* **WORK TO BE COMPLETED**
Using the data below, copy every line that contains the word "Polyp".

Dataset entries
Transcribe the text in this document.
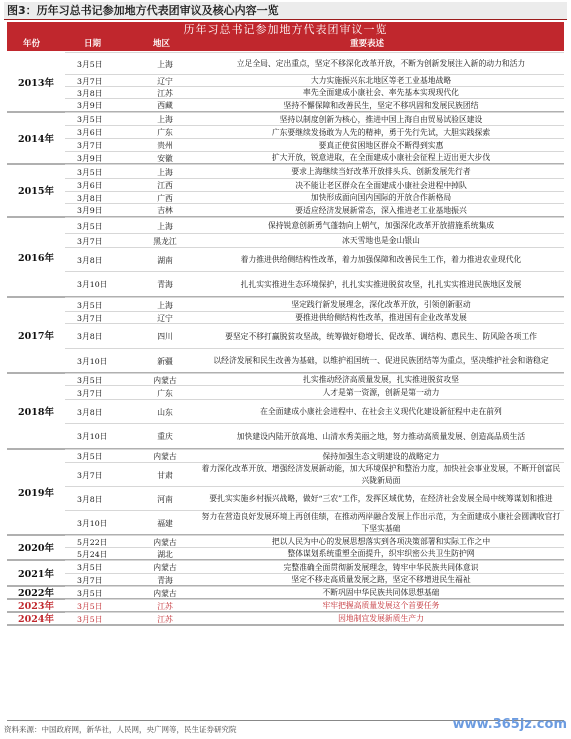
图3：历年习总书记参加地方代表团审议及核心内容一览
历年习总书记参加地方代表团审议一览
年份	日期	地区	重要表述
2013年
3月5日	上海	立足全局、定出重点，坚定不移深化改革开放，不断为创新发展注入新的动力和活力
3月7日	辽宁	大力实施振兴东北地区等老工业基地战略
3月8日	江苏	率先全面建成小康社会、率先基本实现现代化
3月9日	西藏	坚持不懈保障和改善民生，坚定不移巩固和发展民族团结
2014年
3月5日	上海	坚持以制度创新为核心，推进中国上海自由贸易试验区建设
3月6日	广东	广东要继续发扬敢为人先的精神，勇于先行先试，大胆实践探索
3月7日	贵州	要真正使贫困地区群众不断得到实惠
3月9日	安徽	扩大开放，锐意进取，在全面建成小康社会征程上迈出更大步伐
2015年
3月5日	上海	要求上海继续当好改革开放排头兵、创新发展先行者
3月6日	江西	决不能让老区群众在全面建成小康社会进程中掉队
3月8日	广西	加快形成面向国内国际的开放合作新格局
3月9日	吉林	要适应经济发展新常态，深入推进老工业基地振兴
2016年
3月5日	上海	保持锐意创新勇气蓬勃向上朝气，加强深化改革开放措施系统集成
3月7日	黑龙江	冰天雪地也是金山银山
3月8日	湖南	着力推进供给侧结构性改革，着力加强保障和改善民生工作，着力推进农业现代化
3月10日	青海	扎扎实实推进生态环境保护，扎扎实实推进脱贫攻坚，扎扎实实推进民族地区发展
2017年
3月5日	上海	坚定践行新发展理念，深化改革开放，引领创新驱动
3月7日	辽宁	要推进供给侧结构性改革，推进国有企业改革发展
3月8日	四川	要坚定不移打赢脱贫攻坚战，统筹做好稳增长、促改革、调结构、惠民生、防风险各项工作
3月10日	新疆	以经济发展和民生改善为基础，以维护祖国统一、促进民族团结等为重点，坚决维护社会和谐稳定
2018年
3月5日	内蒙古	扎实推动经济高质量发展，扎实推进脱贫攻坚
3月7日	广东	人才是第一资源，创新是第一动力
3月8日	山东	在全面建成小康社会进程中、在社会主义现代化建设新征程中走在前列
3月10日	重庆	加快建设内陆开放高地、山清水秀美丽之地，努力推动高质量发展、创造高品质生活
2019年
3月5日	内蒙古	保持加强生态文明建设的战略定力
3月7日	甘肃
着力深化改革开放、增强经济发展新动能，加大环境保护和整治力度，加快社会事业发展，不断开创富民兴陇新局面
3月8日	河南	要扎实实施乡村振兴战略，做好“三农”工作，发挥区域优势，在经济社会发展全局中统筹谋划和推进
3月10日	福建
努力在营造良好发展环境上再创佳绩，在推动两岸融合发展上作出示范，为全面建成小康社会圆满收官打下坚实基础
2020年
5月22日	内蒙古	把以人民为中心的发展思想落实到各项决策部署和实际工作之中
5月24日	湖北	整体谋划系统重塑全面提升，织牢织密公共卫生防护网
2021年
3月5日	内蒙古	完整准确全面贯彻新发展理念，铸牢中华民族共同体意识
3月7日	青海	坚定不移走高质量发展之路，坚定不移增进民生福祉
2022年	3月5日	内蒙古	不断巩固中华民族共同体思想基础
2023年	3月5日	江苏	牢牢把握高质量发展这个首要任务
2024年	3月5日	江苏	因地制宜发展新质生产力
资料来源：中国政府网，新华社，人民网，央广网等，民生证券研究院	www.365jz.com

* * *

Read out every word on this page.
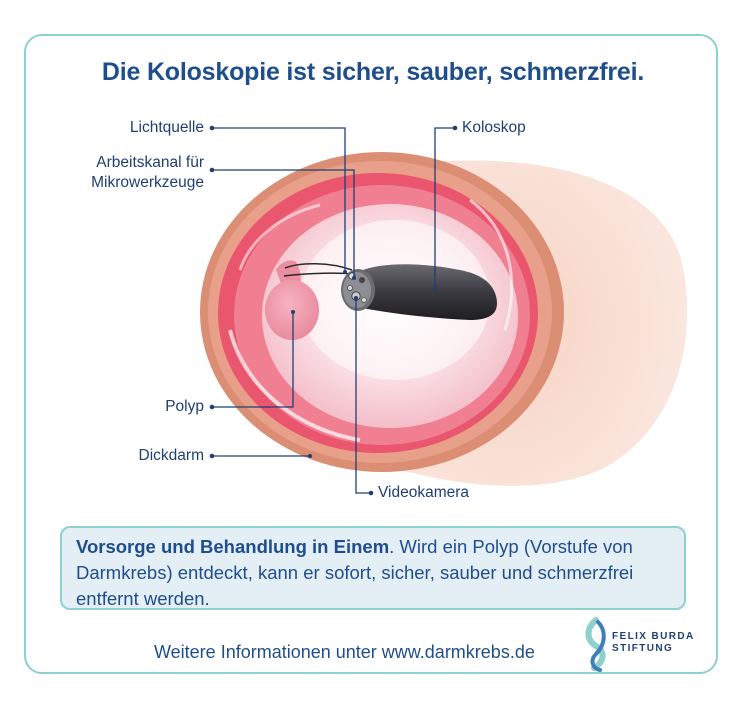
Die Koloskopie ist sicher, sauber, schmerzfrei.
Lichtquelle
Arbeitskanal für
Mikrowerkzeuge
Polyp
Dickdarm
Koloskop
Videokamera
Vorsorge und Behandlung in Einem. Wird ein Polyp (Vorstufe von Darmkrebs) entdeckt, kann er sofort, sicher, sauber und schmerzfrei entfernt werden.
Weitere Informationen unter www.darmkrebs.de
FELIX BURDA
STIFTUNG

* **EXERCISE RESPONSE**
Polyp
Vorsorge und Behandlung in Einem. Wird ein Polyp (Vorstufe von Darmkrebs) entdeckt, kann er sofort, sicher, sauber und schmerzfrei entfernt werden.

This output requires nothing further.